→ DO THIS
Write the material out again exactly.

→ MATERIALS PROVIDED
↓

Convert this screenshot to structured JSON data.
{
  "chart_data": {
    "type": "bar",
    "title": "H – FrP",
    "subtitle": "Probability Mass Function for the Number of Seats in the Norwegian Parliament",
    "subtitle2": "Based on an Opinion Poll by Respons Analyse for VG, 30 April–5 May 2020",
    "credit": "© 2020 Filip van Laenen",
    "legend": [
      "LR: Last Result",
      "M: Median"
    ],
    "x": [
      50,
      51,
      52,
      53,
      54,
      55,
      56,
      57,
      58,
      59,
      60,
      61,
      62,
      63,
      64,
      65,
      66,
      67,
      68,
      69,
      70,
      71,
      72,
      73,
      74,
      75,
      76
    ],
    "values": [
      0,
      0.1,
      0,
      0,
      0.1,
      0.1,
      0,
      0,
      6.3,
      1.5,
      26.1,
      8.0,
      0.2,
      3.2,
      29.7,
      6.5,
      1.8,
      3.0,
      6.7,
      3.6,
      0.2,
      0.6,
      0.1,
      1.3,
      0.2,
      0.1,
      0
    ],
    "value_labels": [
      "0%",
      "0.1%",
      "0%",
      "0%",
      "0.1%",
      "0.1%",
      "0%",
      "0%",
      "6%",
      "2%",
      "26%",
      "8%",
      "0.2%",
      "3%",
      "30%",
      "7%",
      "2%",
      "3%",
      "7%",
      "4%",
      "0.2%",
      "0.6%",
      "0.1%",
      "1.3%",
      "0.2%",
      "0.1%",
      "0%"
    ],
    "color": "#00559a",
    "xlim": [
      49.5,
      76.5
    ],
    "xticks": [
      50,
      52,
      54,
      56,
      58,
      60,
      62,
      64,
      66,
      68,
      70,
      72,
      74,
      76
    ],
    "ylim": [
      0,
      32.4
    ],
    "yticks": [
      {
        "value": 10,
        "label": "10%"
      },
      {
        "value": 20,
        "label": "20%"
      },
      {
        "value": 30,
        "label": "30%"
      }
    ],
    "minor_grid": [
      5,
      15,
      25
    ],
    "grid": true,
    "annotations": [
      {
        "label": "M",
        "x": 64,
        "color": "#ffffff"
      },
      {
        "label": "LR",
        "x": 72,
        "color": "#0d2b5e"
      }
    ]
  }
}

↑

→ SOLUTION FOR THIS TASK
Convert this screenshot to structured JSON data.
{
  "chart_data": {
    "type": "bar",
    "title": "H – FrP",
    "subtitle": "Probability Mass Function for the Number of Seats in the Norwegian Parliament",
    "subtitle2": "Based on an Opinion Poll by Respons Analyse for VG, 30 April–5 May 2020",
    "credit": "© 2020 Filip van Laenen",
    "legend": [
      "LR: Last Result",
      "M: Median"
    ],
    "x": [
      50,
      51,
      52,
      53,
      54,
      55,
      56,
      57,
      58,
      59,
      60,
      61,
      62,
      63,
      64,
      65,
      66,
      67,
      68,
      69,
      70,
      71,
      72,
      73,
      74,
      75,
      76
    ],
    "values": [
      0,
      0.1,
      0,
      0,
      0.1,
      0.1,
      0,
      0,
      6.3,
      1.5,
      26.1,
      8.0,
      0.2,
      3.2,
      29.7,
      6.5,
      1.8,
      3.0,
      6.7,
      3.6,
      0.2,
      0.6,
      0.1,
      1.3,
      0.2,
      0.1,
      0
    ],
    "value_labels": [
      "0%",
      "0.1%",
      "0%",
      "0%",
      "0.1%",
      "0.1%",
      "0%",
      "0%",
      "6%",
      "2%",
      "26%",
      "8%",
      "0.2%",
      "3%",
      "30%",
      "7%",
      "2%",
      "3%",
      "7%",
      "4%",
      "0.2%",
      "0.6%",
      "0.1%",
      "1.3%",
      "0.2%",
      "0.1%",
      "0%"
    ],
    "color": "#00559a",
    "xlim": [
      49.5,
      76.5
    ],
    "xticks": [
      50,
      52,
      54,
      56,
      58,
      60,
      62,
      64,
      66,
      68,
      70,
      72,
      74,
      76
    ],
    "ylim": [
      0,
      32.4
    ],
    "yticks": [
      {
        "value": 10,
        "label": "10%"
      },
      {
        "value": 20,
        "label": "20%"
      },
      {
        "value": 30,
        "label": "30%"
      }
    ],
    "minor_grid": [
      5,
      15,
      25
    ],
    "grid": true,
    "annotations": [
      {
        "label": "M",
        "x": 64,
        "color": "#ffffff"
      },
      {
        "label": "LR",
        "x": 72,
        "color": "#0d2b5e"
      }
    ]
  }
}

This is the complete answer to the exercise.